Quote the data below in full, please, without altering anything.

[Begin INFORMATION PROVIDED]

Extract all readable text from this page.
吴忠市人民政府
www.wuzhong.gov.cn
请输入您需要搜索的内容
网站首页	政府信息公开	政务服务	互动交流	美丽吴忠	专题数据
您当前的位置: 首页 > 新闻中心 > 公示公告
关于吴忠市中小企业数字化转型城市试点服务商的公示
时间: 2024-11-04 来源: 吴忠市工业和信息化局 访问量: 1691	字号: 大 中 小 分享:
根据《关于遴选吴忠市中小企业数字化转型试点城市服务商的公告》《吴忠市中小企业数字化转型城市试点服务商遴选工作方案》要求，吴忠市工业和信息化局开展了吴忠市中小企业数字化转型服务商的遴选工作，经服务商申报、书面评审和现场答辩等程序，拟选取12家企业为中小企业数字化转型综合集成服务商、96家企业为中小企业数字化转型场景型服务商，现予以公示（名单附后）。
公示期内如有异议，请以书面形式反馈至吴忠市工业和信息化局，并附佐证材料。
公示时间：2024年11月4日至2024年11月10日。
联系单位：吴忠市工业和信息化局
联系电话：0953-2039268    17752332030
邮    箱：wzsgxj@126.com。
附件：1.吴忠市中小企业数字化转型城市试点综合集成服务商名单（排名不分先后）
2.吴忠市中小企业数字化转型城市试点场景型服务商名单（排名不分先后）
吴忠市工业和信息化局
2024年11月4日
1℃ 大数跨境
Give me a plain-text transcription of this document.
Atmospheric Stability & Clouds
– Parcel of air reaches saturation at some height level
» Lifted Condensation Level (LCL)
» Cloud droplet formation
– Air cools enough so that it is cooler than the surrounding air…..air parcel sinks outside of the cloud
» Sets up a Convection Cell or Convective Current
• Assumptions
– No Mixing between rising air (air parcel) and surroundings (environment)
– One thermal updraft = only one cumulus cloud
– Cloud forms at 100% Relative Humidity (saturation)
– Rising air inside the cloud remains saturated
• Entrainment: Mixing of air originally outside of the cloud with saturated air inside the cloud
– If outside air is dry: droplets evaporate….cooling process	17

[End INFORMATION PROVIDED]

--- FINISHED EXERCISE ---
Extract all readable text from this page.
吴忠市人民政府
www.wuzhong.gov.cn
请输入您需要搜索的内容
网站首页	政府信息公开	政务服务	互动交流	美丽吴忠	专题数据
您当前的位置: 首页 > 新闻中心 > 公示公告
关于吴忠市中小企业数字化转型城市试点服务商的公示
时间: 2024-11-04 来源: 吴忠市工业和信息化局 访问量: 1691	字号: 大 中 小 分享:
根据《关于遴选吴忠市中小企业数字化转型试点城市服务商的公告》《吴忠市中小企业数字化转型城市试点服务商遴选工作方案》要求，吴忠市工业和信息化局开展了吴忠市中小企业数字化转型服务商的遴选工作，经服务商申报、书面评审和现场答辩等程序，拟选取12家企业为中小企业数字化转型综合集成服务商、96家企业为中小企业数字化转型场景型服务商，现予以公示（名单附后）。
公示期内如有异议，请以书面形式反馈至吴忠市工业和信息化局，并附佐证材料。
公示时间：2024年11月4日至2024年11月10日。
联系单位：吴忠市工业和信息化局
联系电话：0953-2039268    17752332030
邮    箱：wzsgxj@126.com。
附件：1.吴忠市中小企业数字化转型城市试点综合集成服务商名单（排名不分先后）
2.吴忠市中小企业数字化转型城市试点场景型服务商名单（排名不分先后）
吴忠市工业和信息化局
2024年11月4日
1℃ 大数跨境
Give me a plain-text transcription of this document.
Atmospheric Stability & Clouds
– Parcel of air reaches saturation at some height level
» Lifted Condensation Level (LCL)
» Cloud droplet formation
– Air cools enough so that it is cooler than the surrounding air…..air parcel sinks outside of the cloud
» Sets up a Convection Cell or Convective Current
• Assumptions
– No Mixing between rising air (air parcel) and surroundings (environment)
– One thermal updraft = only one cumulus cloud
– Cloud forms at 100% Relative Humidity (saturation)
– Rising air inside the cloud remains saturated
• Entrainment: Mixing of air originally outside of the cloud with saturated air inside the cloud
– If outside air is dry: droplets evaporate….cooling process	17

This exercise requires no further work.